Gather, from the listing beneath this task, every line holding the string "Vibration".

··· Extracted entries ···

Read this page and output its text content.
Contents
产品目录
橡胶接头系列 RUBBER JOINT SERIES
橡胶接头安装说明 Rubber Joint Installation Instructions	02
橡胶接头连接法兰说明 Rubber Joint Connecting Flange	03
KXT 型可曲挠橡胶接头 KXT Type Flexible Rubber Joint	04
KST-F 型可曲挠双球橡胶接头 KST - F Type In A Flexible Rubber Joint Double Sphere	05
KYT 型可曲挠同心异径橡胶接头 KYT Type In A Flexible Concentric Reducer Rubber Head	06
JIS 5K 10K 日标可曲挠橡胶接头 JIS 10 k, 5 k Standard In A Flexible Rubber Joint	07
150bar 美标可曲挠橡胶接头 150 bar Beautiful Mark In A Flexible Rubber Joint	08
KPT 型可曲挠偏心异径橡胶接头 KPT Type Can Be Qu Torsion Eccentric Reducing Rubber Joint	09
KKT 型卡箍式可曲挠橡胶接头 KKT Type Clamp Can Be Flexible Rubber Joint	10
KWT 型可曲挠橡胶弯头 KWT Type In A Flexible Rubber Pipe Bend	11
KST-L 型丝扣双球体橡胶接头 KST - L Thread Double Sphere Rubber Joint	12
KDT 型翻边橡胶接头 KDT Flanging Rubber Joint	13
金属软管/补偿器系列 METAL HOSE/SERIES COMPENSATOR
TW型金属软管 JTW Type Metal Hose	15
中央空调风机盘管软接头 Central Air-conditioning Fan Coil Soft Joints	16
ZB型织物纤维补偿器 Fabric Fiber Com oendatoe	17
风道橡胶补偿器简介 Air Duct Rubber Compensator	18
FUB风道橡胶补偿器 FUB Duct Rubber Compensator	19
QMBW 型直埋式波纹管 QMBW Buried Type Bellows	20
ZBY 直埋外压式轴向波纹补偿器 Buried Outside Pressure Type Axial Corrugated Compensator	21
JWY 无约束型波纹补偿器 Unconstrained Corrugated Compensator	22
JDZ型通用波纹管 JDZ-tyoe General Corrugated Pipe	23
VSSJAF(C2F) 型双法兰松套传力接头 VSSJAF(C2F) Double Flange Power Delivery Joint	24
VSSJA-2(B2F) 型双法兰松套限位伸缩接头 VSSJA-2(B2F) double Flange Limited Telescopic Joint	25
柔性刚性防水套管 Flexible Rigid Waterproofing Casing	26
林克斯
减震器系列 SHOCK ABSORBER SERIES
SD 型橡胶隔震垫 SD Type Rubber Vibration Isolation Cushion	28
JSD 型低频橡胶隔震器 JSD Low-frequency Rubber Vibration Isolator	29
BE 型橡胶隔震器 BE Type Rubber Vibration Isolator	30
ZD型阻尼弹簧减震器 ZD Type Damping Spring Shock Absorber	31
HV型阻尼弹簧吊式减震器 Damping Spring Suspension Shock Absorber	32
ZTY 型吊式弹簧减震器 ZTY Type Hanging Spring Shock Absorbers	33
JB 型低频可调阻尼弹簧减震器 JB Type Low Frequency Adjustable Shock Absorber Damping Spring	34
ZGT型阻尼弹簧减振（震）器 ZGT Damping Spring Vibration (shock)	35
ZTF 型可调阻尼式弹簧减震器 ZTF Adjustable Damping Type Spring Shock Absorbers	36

···

### Written answer
SD 型橡胶隔震垫 SD Type Rubber Vibration Isolation Cushion	28
JSD 型低频橡胶隔震器 JSD Low-frequency Rubber Vibration Isolator	29
BE 型橡胶隔震器 BE Type Rubber Vibration Isolator	30
ZGT型阻尼弹簧减振（震）器 ZGT Damping Spring Vibration (shock)	35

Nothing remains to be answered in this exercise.